→ Your instructions
Work through the data below line by line and say how many lines hold "Rheinland"; give only the number.
━━━ Records for this exercise ━━━
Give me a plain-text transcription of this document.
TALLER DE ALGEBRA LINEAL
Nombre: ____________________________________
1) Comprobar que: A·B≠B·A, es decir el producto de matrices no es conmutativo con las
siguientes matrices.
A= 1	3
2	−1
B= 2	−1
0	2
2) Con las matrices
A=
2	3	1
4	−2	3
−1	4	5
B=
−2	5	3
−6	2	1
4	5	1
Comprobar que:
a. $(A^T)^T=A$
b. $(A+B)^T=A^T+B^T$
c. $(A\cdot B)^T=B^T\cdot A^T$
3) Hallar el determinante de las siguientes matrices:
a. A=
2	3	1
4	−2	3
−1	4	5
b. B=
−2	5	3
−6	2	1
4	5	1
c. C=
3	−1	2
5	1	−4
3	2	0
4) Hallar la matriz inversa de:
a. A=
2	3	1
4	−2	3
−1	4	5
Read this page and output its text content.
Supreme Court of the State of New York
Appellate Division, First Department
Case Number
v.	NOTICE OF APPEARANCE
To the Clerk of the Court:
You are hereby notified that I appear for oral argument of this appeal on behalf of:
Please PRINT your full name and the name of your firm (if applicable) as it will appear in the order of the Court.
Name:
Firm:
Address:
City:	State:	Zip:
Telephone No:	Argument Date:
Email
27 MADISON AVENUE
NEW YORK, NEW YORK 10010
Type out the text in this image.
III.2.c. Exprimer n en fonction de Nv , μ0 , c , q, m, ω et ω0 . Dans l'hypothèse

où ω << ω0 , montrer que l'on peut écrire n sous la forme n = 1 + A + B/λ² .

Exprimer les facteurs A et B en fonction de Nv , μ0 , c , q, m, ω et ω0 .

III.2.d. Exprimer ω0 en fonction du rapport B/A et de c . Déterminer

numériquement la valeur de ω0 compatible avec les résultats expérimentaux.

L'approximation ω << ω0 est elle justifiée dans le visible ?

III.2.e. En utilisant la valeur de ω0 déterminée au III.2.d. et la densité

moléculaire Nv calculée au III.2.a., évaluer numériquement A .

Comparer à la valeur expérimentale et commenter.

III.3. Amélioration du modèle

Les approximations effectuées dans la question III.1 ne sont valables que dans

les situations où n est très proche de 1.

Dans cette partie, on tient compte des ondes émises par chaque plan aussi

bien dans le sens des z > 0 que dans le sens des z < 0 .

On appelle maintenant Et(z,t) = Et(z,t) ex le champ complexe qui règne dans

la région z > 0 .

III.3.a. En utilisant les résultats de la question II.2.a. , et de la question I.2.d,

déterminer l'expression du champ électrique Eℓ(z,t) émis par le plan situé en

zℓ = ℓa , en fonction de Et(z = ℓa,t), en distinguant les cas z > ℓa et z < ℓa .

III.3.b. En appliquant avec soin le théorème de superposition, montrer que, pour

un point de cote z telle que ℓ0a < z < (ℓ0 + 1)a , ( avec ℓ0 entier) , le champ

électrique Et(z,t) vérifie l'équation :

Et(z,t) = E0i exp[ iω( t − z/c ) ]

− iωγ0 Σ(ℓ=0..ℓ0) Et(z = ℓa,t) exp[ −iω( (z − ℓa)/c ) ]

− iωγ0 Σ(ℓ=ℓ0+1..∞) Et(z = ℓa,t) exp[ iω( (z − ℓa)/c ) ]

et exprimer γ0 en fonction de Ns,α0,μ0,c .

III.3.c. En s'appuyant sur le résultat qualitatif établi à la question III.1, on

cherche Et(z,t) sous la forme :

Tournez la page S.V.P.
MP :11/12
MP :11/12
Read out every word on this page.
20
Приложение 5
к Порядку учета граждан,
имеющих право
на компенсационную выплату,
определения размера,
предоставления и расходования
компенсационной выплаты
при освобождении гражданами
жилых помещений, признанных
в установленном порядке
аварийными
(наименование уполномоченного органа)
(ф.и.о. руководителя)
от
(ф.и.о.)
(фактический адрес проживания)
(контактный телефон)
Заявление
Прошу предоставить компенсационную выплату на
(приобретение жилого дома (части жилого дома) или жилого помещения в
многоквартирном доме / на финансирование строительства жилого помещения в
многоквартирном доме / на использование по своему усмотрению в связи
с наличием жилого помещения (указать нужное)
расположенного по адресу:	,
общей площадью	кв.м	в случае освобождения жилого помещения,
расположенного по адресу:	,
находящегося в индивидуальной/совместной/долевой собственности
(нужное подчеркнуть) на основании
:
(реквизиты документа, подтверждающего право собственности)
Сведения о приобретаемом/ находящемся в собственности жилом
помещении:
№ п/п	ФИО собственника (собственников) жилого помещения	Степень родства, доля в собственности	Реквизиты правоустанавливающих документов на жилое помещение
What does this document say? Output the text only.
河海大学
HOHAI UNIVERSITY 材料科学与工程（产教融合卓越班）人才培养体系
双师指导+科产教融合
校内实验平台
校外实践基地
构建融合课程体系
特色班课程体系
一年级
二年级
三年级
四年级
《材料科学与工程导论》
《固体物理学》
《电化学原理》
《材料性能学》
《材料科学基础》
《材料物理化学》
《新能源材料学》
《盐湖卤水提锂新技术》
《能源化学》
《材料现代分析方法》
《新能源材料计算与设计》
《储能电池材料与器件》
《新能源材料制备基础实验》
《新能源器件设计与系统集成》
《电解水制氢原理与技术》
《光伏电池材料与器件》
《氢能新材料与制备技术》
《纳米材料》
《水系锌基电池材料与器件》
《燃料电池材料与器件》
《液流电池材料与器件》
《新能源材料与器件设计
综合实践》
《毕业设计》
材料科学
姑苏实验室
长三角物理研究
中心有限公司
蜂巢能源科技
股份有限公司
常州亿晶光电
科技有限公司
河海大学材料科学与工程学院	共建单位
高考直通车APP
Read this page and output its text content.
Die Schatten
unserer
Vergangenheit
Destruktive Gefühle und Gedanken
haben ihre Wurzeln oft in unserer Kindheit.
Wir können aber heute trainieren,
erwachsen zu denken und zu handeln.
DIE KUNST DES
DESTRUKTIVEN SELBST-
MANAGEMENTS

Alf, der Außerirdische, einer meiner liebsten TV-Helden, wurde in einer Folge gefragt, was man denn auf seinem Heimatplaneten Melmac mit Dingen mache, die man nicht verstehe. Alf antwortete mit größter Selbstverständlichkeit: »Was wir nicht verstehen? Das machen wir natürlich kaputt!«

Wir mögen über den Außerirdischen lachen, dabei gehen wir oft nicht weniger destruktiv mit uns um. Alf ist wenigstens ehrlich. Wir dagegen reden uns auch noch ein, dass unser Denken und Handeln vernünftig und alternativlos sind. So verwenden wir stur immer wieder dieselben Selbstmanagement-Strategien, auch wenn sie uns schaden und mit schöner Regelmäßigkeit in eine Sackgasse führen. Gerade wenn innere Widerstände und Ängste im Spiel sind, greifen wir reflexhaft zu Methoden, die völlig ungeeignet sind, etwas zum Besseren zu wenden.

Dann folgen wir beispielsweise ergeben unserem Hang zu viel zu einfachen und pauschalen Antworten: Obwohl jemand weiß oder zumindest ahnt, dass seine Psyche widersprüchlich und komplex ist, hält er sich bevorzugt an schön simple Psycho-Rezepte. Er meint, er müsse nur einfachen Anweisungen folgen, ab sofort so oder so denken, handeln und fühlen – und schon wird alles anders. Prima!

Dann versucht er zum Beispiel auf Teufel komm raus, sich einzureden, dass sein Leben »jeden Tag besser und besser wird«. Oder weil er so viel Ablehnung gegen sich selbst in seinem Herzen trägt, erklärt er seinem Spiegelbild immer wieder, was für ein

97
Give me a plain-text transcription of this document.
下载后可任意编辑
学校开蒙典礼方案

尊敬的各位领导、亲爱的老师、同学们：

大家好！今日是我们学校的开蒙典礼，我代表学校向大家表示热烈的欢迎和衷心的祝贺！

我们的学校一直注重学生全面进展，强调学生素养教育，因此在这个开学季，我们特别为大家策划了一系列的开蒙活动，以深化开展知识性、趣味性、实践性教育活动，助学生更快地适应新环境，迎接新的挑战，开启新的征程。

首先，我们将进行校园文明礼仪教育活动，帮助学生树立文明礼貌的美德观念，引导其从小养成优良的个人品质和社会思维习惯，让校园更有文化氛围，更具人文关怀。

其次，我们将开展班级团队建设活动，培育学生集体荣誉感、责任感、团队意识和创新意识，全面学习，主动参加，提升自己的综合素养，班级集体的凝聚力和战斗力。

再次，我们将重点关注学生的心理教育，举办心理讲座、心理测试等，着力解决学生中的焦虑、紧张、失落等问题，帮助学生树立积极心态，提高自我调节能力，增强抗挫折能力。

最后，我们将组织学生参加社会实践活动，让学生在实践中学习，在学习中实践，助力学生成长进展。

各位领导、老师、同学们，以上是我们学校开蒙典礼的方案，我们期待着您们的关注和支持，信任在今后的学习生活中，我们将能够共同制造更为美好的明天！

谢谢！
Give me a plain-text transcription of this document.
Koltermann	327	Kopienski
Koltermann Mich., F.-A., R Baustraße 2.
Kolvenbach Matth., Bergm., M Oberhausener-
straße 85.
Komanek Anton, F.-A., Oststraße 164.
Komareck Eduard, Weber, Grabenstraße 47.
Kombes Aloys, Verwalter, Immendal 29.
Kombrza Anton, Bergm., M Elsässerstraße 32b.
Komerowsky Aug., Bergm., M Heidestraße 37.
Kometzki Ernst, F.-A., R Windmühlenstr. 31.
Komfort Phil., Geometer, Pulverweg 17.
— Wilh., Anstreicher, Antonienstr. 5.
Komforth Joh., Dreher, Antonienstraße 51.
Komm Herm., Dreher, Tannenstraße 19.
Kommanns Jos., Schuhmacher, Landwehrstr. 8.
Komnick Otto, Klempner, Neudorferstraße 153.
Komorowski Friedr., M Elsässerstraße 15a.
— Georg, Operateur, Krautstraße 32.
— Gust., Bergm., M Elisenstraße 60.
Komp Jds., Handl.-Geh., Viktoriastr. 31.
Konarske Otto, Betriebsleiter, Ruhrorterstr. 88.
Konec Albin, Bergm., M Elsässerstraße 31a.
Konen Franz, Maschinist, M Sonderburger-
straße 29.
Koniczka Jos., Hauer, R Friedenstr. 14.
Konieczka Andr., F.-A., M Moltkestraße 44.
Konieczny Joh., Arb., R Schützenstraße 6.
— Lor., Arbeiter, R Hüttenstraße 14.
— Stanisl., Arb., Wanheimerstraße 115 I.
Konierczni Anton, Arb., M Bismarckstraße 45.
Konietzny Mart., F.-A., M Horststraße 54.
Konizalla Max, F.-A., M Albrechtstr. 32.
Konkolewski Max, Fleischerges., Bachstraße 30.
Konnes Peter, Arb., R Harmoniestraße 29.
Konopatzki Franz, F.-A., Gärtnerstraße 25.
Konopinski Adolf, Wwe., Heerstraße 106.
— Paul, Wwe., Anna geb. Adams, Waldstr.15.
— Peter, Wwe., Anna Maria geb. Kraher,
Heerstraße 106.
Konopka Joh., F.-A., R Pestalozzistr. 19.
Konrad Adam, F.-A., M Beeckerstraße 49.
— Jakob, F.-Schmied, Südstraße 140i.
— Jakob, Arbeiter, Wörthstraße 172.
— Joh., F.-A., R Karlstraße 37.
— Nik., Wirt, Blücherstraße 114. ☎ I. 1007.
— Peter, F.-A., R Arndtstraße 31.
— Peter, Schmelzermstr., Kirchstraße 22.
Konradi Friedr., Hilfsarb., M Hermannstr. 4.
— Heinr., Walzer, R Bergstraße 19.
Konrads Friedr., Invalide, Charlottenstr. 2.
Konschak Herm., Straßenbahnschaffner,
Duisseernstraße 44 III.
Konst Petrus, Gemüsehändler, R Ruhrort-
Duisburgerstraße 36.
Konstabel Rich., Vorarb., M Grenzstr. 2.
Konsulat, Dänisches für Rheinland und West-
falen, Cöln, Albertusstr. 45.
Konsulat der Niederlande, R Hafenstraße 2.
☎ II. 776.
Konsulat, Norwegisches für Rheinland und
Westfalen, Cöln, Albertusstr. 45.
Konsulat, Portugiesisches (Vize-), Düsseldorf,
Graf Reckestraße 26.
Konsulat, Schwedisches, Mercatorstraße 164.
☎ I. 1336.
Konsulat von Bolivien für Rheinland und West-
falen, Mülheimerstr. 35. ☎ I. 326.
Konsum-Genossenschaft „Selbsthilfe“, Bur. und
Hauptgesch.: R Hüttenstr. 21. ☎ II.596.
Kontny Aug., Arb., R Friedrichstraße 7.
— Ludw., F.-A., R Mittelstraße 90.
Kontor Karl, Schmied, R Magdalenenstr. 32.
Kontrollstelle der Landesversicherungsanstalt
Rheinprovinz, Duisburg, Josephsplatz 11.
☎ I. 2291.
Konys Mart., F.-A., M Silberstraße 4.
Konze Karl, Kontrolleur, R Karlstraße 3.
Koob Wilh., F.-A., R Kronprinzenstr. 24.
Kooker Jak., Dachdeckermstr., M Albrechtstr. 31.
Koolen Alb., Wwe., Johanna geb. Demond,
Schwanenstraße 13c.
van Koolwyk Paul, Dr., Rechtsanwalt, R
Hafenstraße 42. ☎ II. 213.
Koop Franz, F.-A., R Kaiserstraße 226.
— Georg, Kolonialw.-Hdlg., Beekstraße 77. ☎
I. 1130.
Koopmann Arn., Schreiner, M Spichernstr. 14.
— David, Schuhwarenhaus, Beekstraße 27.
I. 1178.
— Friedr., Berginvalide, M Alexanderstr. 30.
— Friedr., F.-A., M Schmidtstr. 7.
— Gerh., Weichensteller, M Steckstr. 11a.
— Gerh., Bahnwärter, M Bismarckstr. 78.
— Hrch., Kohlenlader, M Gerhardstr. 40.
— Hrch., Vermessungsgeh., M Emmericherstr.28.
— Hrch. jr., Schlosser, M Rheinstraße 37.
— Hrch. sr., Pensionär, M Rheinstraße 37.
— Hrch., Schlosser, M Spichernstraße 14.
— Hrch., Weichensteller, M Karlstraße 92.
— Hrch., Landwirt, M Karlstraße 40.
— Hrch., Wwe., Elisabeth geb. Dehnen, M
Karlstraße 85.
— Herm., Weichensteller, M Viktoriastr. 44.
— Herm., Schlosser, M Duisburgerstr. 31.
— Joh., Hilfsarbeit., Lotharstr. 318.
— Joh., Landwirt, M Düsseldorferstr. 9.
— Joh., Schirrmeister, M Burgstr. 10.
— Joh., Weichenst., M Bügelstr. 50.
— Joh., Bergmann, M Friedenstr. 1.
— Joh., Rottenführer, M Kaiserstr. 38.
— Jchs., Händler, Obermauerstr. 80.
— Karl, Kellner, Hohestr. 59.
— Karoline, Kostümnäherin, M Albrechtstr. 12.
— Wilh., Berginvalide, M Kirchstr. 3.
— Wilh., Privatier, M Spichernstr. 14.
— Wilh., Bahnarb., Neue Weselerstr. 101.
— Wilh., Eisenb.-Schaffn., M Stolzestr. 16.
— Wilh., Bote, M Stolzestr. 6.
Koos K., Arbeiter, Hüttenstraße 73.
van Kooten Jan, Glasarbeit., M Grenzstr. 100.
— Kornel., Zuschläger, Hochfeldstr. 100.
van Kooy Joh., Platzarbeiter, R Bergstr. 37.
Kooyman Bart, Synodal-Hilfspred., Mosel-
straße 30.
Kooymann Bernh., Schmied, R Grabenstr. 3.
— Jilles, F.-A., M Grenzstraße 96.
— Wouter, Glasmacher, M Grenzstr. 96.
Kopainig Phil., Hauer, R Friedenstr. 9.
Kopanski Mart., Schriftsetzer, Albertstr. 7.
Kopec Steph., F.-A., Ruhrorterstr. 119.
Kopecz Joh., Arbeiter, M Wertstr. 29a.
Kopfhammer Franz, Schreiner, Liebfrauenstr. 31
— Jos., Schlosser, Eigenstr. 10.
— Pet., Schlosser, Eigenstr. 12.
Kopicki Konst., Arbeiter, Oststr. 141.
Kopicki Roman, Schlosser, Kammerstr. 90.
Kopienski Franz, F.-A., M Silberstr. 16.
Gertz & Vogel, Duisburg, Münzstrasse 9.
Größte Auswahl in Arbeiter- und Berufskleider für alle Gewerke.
━━━
→ Answer to the task
3